Aim of the task: Skip every line before the one containing "Output a JSON", then copy that line and the rest of the entries below exactly, through the last line.

--- Start Task inputs ---

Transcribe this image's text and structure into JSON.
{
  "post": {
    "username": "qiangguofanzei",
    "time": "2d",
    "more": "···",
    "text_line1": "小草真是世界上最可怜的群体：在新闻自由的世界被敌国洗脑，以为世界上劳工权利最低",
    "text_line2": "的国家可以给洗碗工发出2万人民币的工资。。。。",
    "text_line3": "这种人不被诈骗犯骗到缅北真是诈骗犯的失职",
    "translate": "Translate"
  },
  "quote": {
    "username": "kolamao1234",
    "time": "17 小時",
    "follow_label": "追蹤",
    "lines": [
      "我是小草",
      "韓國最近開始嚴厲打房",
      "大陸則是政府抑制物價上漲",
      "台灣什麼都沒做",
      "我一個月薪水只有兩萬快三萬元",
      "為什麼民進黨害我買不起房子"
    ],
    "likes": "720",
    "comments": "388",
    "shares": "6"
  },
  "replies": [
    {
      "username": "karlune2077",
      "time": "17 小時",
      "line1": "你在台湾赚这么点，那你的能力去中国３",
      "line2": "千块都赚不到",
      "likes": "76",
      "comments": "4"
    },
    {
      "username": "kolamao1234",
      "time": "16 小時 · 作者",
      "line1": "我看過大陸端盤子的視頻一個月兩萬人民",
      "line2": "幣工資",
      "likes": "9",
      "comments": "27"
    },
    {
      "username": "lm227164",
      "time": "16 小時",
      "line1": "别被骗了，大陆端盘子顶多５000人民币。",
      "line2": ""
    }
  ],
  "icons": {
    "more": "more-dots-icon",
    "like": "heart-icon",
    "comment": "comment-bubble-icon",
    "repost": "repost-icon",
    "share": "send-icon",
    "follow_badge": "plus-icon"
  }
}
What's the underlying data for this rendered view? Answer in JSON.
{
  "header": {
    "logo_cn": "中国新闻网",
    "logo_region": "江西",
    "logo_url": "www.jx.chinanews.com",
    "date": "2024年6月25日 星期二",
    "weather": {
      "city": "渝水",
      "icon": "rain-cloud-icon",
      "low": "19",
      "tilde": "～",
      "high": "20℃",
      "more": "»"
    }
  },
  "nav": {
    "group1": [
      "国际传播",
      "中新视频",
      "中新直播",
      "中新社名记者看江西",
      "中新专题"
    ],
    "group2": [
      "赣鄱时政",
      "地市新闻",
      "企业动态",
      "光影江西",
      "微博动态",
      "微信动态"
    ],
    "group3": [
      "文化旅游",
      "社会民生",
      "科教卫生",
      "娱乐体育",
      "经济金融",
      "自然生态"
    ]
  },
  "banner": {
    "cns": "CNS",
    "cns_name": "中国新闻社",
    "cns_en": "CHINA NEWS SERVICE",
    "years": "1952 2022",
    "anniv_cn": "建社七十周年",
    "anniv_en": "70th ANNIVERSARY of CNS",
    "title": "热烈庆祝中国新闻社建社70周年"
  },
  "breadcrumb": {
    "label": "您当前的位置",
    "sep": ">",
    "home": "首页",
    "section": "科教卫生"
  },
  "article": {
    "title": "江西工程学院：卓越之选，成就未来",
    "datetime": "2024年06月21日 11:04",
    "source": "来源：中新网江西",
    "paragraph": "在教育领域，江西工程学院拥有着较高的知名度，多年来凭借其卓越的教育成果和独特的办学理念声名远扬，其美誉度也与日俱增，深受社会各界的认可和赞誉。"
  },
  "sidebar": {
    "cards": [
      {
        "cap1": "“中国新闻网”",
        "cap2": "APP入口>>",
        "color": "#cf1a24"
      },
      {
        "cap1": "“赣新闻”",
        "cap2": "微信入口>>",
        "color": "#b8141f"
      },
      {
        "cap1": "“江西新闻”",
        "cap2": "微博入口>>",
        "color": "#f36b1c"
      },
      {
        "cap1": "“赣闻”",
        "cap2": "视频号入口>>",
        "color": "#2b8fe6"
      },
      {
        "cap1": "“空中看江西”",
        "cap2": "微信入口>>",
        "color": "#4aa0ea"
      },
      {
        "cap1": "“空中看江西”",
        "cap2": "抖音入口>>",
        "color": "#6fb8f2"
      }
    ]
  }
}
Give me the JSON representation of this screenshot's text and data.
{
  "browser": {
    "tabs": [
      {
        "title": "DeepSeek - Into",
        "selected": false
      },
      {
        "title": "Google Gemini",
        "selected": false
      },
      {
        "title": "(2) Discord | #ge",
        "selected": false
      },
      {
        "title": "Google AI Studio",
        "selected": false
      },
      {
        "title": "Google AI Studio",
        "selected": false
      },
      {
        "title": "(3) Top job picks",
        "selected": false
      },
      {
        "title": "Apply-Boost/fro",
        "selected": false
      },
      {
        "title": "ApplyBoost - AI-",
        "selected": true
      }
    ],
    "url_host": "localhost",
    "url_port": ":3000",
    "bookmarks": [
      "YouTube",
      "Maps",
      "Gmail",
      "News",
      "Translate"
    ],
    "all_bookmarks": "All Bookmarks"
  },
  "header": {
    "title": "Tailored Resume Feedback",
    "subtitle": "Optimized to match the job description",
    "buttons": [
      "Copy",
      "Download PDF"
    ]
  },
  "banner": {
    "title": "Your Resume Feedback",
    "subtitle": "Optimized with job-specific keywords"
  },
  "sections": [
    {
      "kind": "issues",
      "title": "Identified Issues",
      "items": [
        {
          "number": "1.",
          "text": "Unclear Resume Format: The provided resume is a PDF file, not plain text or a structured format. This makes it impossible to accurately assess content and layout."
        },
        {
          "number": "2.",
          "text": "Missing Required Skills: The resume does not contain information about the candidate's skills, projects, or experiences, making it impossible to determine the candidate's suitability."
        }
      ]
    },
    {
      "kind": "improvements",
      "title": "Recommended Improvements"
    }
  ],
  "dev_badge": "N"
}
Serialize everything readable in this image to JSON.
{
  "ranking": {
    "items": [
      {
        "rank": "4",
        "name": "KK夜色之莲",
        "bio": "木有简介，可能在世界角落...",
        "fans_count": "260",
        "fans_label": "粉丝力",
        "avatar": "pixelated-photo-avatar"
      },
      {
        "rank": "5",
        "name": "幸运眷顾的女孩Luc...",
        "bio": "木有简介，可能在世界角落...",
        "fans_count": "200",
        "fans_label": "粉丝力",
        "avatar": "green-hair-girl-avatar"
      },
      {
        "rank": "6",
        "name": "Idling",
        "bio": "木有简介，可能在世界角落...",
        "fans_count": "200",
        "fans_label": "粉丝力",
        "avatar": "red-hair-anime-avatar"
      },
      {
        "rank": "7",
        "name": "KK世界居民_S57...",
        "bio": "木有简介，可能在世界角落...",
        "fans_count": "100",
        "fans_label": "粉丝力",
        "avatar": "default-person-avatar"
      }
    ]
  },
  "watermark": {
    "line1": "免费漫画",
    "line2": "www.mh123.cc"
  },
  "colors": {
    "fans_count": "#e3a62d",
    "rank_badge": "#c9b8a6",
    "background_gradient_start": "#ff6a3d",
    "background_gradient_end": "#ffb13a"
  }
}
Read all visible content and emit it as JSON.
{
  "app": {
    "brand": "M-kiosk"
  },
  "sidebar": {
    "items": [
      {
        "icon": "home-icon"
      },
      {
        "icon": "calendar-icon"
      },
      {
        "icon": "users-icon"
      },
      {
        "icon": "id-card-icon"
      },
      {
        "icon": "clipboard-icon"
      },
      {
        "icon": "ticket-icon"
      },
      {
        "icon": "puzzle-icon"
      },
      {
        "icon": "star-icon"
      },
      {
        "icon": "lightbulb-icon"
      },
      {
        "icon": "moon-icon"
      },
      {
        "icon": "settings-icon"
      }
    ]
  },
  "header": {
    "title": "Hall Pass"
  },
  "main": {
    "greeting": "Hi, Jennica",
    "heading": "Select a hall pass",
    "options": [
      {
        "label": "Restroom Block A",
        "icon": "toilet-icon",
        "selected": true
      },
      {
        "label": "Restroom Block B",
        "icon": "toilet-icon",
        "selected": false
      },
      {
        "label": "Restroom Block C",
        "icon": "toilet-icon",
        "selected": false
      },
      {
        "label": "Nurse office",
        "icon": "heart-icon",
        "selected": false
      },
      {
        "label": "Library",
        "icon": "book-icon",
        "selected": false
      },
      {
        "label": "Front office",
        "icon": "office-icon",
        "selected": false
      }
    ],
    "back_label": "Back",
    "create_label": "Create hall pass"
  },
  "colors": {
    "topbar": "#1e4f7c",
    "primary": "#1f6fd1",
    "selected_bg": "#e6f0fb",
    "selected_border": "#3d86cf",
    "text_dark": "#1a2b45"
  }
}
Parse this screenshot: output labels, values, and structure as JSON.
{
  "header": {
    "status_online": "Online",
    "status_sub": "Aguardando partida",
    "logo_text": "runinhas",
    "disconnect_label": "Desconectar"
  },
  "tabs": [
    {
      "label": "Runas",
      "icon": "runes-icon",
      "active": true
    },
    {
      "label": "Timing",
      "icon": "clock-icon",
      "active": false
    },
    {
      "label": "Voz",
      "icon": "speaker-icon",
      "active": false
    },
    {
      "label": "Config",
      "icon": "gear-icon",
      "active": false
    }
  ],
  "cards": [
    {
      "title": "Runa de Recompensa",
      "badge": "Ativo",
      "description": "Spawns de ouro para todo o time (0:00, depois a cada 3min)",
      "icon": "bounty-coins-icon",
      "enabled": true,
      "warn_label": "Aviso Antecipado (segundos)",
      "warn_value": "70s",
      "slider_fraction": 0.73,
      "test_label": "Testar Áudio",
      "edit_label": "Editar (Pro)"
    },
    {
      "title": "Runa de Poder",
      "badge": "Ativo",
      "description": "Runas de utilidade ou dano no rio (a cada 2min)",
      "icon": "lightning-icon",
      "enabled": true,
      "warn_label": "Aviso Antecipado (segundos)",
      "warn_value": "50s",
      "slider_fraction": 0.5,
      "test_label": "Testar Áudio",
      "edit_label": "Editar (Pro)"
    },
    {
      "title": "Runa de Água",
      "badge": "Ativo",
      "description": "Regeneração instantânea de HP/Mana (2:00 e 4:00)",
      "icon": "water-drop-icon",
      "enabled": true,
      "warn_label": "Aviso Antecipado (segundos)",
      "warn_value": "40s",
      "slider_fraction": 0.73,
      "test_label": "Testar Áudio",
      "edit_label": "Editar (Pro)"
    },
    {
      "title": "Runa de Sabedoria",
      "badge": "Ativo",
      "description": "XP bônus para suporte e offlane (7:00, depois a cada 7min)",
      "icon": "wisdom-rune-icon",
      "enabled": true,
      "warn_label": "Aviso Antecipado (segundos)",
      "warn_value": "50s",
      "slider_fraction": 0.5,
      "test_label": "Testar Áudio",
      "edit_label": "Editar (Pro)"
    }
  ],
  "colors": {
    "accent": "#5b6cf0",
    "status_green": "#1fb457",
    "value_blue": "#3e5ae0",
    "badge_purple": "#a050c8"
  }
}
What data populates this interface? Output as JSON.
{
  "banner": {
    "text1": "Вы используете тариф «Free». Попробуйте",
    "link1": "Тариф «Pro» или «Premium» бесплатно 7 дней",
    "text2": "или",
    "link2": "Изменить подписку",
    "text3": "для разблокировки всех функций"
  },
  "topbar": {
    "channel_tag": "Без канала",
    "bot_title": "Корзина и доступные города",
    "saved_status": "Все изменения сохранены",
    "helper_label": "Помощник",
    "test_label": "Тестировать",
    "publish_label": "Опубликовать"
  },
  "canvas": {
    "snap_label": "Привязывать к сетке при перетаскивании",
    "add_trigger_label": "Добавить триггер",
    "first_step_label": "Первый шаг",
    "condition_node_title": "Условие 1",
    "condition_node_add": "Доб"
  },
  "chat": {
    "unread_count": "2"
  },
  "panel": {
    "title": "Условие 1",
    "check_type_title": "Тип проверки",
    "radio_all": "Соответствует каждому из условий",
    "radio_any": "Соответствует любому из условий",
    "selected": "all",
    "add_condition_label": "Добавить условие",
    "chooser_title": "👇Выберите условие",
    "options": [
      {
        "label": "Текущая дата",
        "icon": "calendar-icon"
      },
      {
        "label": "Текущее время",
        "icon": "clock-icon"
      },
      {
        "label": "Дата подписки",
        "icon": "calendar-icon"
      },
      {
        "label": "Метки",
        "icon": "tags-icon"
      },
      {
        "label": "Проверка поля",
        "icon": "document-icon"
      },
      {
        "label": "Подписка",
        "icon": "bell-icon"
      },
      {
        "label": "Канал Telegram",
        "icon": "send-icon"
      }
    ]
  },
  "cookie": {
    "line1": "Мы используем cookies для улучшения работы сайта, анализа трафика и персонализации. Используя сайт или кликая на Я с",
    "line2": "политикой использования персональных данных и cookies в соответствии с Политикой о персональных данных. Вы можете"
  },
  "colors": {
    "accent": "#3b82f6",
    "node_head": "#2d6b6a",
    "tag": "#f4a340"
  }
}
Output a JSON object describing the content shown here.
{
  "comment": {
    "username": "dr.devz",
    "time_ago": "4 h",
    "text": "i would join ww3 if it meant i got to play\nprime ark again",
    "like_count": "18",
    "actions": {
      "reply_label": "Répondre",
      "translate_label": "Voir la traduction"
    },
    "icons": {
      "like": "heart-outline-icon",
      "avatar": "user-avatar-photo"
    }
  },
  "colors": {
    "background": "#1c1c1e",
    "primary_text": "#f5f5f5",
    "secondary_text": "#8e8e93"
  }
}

--- End Task inputs ---

Exercise response:
Output a JSON object describing the content shown here.
{
  "comment": {
    "username": "dr.devz",
    "time_ago": "4 h",
    "text": "i would join ww3 if it meant i got to play\nprime ark again",
    "like_count": "18",
    "actions": {
      "reply_label": "Répondre",
      "translate_label": "Voir la traduction"
    },
    "icons": {
      "like": "heart-outline-icon",
      "avatar": "user-avatar-photo"
    }
  },
  "colors": {
    "background": "#1c1c1e",
    "primary_text": "#f5f5f5",
    "secondary_text": "#8e8e93"
  }
}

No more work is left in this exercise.